======== Input rows
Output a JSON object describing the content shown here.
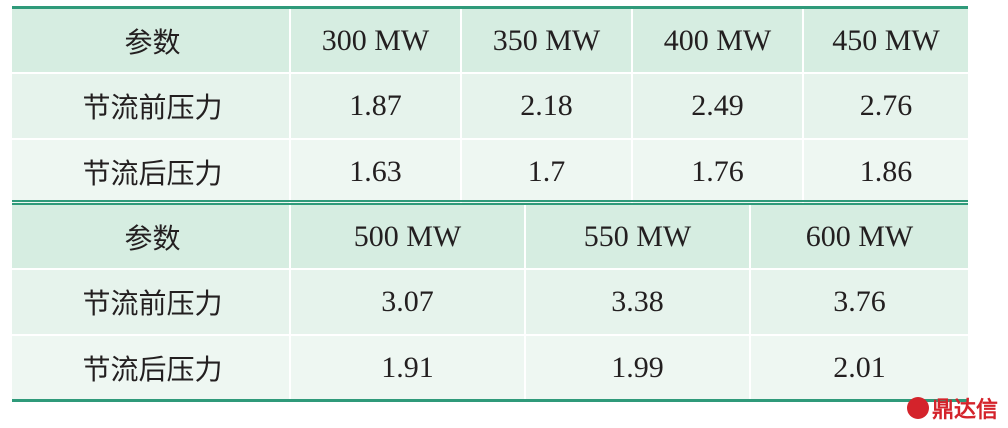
{
  "tables": [
    {
      "header": [
        "参数",
        "300 MW",
        "350 MW",
        "400 MW",
        "450 MW"
      ],
      "rows": [
        [
          "节流前压力",
          "1.87",
          "2.18",
          "2.49",
          "2.76"
        ],
        [
          "节流后压力",
          "1.63",
          "1.7",
          "1.76",
          "1.86"
        ]
      ]
    },
    {
      "header": [
        "参数",
        "500 MW",
        "550 MW",
        "600 MW"
      ],
      "rows": [
        [
          "节流前压力",
          "3.07",
          "3.38",
          "3.76"
        ],
        [
          "节流后压力",
          "1.91",
          "1.99",
          "2.01"
        ]
      ]
    }
  ],
  "watermark": "鼎达信"
}
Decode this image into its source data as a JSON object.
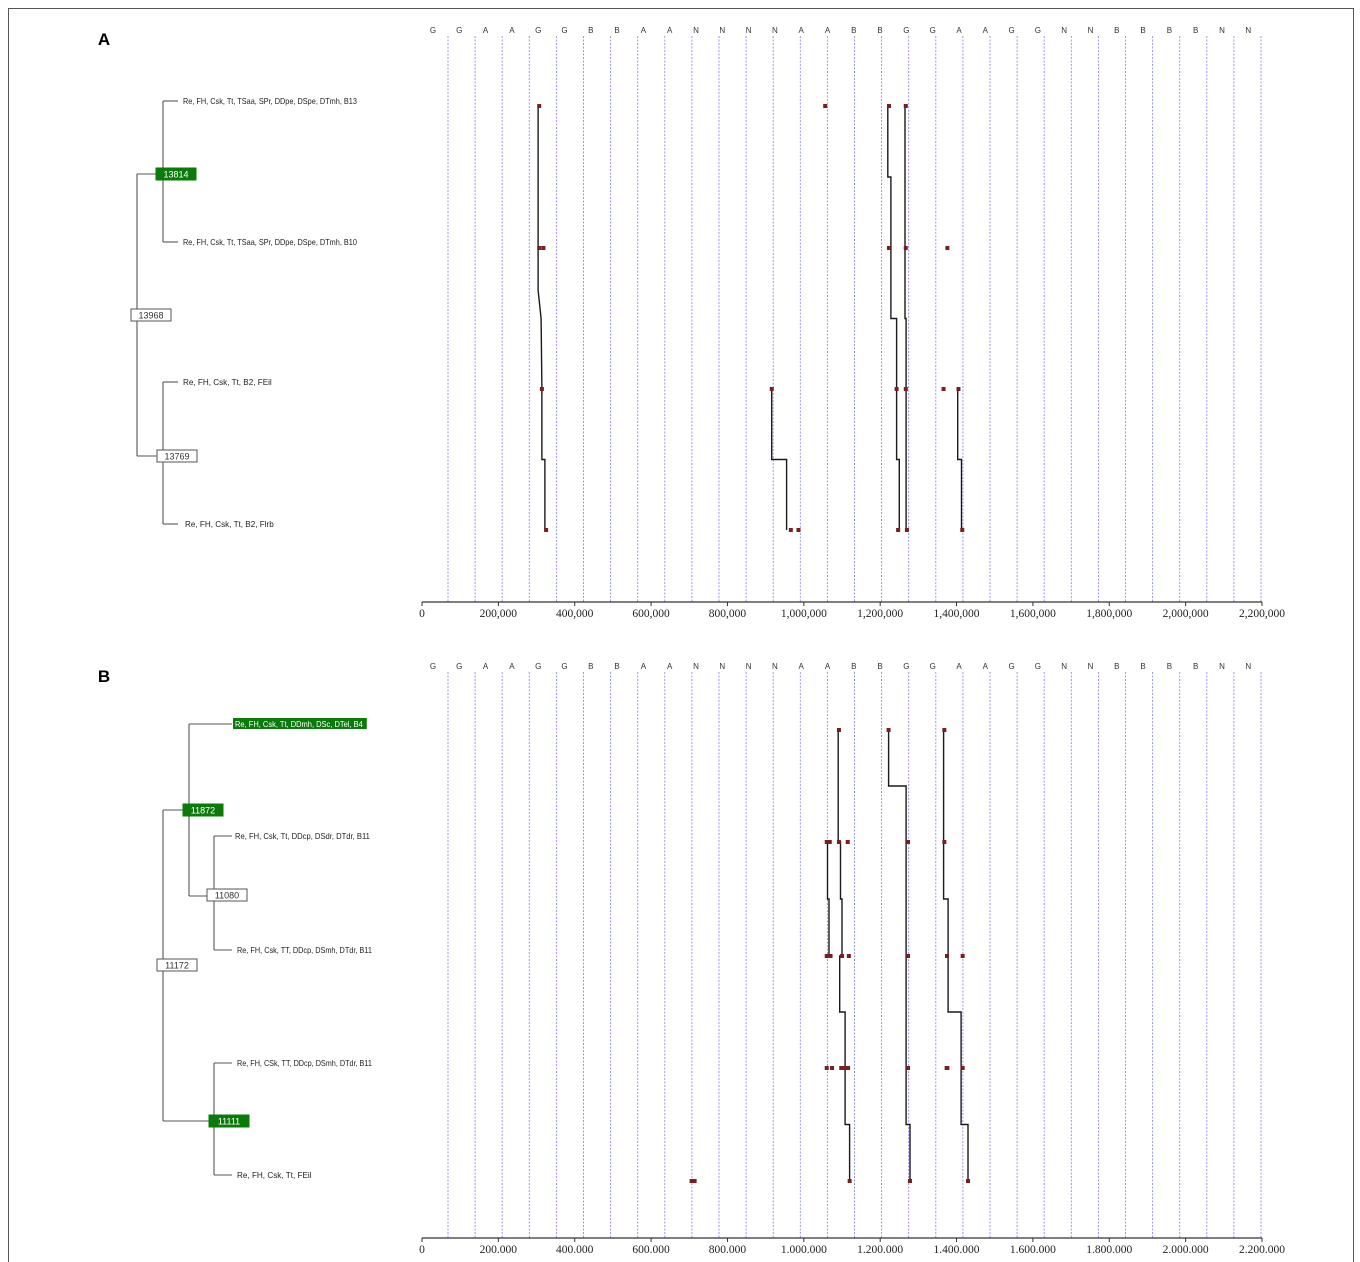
{
  "colors": {
    "grid": "#8c8cf0",
    "line": "#1a1a1a",
    "dot": "#7a1f1f",
    "node_fill": "#0a7a0a",
    "node_text": "#ffffff",
    "tree": "#555555"
  },
  "letters": [
    "G",
    "G",
    "A",
    "A",
    "G",
    "G",
    "B",
    "B",
    "A",
    "A",
    "N",
    "N",
    "N",
    "N",
    "A",
    "A",
    "B",
    "B",
    "G",
    "G",
    "A",
    "A",
    "G",
    "G",
    "N",
    "N",
    "B",
    "B",
    "B",
    "B",
    "N",
    "N"
  ],
  "panels": [
    {
      "label": "A",
      "axis": {
        "ticks": [
          0,
          200000,
          400000,
          600000,
          800000,
          1000000,
          1200000,
          1400000,
          1600000,
          1800000,
          2000000,
          2200000
        ],
        "tick_labels": [
          "0",
          "200,000",
          "400,000",
          "600,000",
          "800,000",
          "1,000,000",
          "1,200,000",
          "1,400,000",
          "1,600,000",
          "1,800,000",
          "2,000,000",
          "2,200,000"
        ]
      },
      "tree": {
        "nodes": [
          {
            "id": "n13814",
            "label": "13814",
            "highlight": true
          },
          {
            "id": "n13968",
            "label": "13968",
            "highlight": false
          },
          {
            "id": "n13769",
            "label": "13769",
            "highlight": false
          }
        ],
        "leaves": [
          {
            "label": "Re, FH, Csk, Tt, TSaa, SPr, DDpe, DSpe, DTmh, B13",
            "highlight": false
          },
          {
            "label": "Re, FH, Csk, Tt, TSaa, SPr, DDpe, DSpe, DTmh, B10",
            "highlight": false
          },
          {
            "label": "Re, FH, Csk, Tt, B2, FEil",
            "highlight": false
          },
          {
            "label": "Re, FH, Csk, Tt, B2, Flrb",
            "highlight": false
          }
        ]
      },
      "chart_data": {
        "type": "scatter",
        "x_range": [
          0,
          2200000
        ],
        "grid": true,
        "rows": [
          {
            "leaf": 0,
            "points": [
              307000,
              1056000,
              1223000,
              1267000
            ]
          },
          {
            "leaf": 1,
            "points": [
              307000,
              318000,
              1223000,
              1267000,
              1376000
            ]
          },
          {
            "leaf": 2,
            "points": [
              314000,
              916000,
              1243000,
              1267000,
              1366000,
              1405000
            ]
          },
          {
            "leaf": 3,
            "points": [
              325000,
              966000,
              986000,
              1247000,
              1270000,
              1415000
            ]
          }
        ],
        "paths": [
          [
            {
              "x": 304000,
              "row": 0
            },
            {
              "x": 304000,
              "row": 1.3
            },
            {
              "x": 312000,
              "row": 1.5
            },
            {
              "x": 314000,
              "row": 2
            },
            {
              "x": 314000,
              "row": 2.5
            },
            {
              "x": 322000,
              "row": 2.5
            },
            {
              "x": 322000,
              "row": 3
            }
          ],
          [
            {
              "x": 1220000,
              "row": 0
            },
            {
              "x": 1220000,
              "row": 0.5
            },
            {
              "x": 1228000,
              "row": 0.5
            },
            {
              "x": 1228000,
              "row": 1.5
            },
            {
              "x": 1243000,
              "row": 1.5
            },
            {
              "x": 1243000,
              "row": 2.5
            },
            {
              "x": 1250000,
              "row": 2.5
            },
            {
              "x": 1250000,
              "row": 3
            }
          ],
          [
            {
              "x": 1265000,
              "row": 0
            },
            {
              "x": 1265000,
              "row": 1.5
            },
            {
              "x": 1268000,
              "row": 1.5
            },
            {
              "x": 1268000,
              "row": 3
            }
          ],
          [
            {
              "x": 916000,
              "row": 2
            },
            {
              "x": 916000,
              "row": 2.5
            },
            {
              "x": 955000,
              "row": 2.5
            },
            {
              "x": 955000,
              "row": 3
            }
          ],
          [
            {
              "x": 1403000,
              "row": 2
            },
            {
              "x": 1403000,
              "row": 2.5
            },
            {
              "x": 1413000,
              "row": 2.5
            },
            {
              "x": 1413000,
              "row": 3
            }
          ]
        ]
      }
    },
    {
      "label": "B",
      "axis": {
        "ticks": [
          0,
          200000,
          400000,
          600000,
          800000,
          1000000,
          1200000,
          1400000,
          1600000,
          1800000,
          2000000,
          2200000
        ],
        "tick_labels": [
          "0",
          "200.000",
          "400.000",
          "600.000",
          "800.000",
          "1.000.000",
          "1.200.000",
          "1.400.000",
          "1.600.000",
          "1.800.000",
          "2.000.000",
          "2.200.000"
        ]
      },
      "tree": {
        "nodes": [
          {
            "id": "n11872",
            "label": "11872",
            "highlight": true
          },
          {
            "id": "n11080",
            "label": "11080",
            "highlight": false
          },
          {
            "id": "n11172",
            "label": "11172",
            "highlight": false
          },
          {
            "id": "n11111",
            "label": "11111",
            "highlight": true
          }
        ],
        "leaves": [
          {
            "label": "Re, FH, Csk, Tt, DDmh, DSc, DTel, B4",
            "highlight": true
          },
          {
            "label": "Re, FH, Csk, Tt, DDcp, DSdr, DTdr, B11",
            "highlight": false
          },
          {
            "label": "Re, FH, Csk, TT, DDcp, DSmh, DTdr, B11",
            "highlight": false
          },
          {
            "label": "Re, FH, CSk, TT, DDcp, DSmh, DTdr, B11",
            "highlight": false
          },
          {
            "label": "Re, FH, Csk, Tt, FEil",
            "highlight": false
          }
        ]
      },
      "chart_data": {
        "type": "scatter",
        "x_range": [
          0,
          2200000
        ],
        "grid": true,
        "rows": [
          {
            "leaf": 0,
            "points": [
              1092000,
              1222000,
              1368000
            ]
          },
          {
            "leaf": 1,
            "points": [
              1060000,
              1068000,
              1092000,
              1115000,
              1273000,
              1368000
            ]
          },
          {
            "leaf": 2,
            "points": [
              1060000,
              1070000,
              1100000,
              1118000,
              1273000,
              1375000,
              1416000
            ]
          },
          {
            "leaf": 3,
            "points": [
              1060000,
              1074000,
              1098000,
              1108000,
              1116000,
              1273000,
              1374000,
              1376000,
              1416000
            ]
          },
          {
            "leaf": 4,
            "points": [
              706000,
              714000,
              1120000,
              1278000,
              1430000
            ]
          }
        ],
        "paths": [
          [
            {
              "x": 1090000,
              "row": 0
            },
            {
              "x": 1090000,
              "row": 1
            },
            {
              "x": 1096000,
              "row": 1
            },
            {
              "x": 1096000,
              "row": 1.5
            },
            {
              "x": 1100000,
              "row": 1.5
            },
            {
              "x": 1100000,
              "row": 2
            },
            {
              "x": 1094000,
              "row": 2
            },
            {
              "x": 1094000,
              "row": 2.5
            },
            {
              "x": 1108000,
              "row": 2.5
            },
            {
              "x": 1108000,
              "row": 3.5
            },
            {
              "x": 1120000,
              "row": 3.5
            },
            {
              "x": 1120000,
              "row": 4
            }
          ],
          [
            {
              "x": 1062000,
              "row": 1
            },
            {
              "x": 1062000,
              "row": 1.5
            },
            {
              "x": 1066000,
              "row": 1.5
            },
            {
              "x": 1066000,
              "row": 2
            }
          ],
          [
            {
              "x": 1222000,
              "row": 0
            },
            {
              "x": 1222000,
              "row": 0.5
            },
            {
              "x": 1268000,
              "row": 0.5
            },
            {
              "x": 1268000,
              "row": 3.5
            },
            {
              "x": 1278000,
              "row": 3.5
            },
            {
              "x": 1278000,
              "row": 4
            }
          ],
          [
            {
              "x": 1366000,
              "row": 0
            },
            {
              "x": 1366000,
              "row": 1.5
            },
            {
              "x": 1378000,
              "row": 1.5
            },
            {
              "x": 1378000,
              "row": 2.5
            },
            {
              "x": 1412000,
              "row": 2.5
            },
            {
              "x": 1412000,
              "row": 3.5
            },
            {
              "x": 1430000,
              "row": 3.5
            },
            {
              "x": 1430000,
              "row": 4
            }
          ]
        ]
      }
    }
  ]
}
================
* Directions for this task
Go through the lines above. Select every one that has the string "DSmh".

* Exercise output
            "label": "Re, FH, Csk, TT, DDcp, DSmh, DTdr, B11",
            "label": "Re, FH, CSk, TT, DDcp, DSmh, DTdr, B11",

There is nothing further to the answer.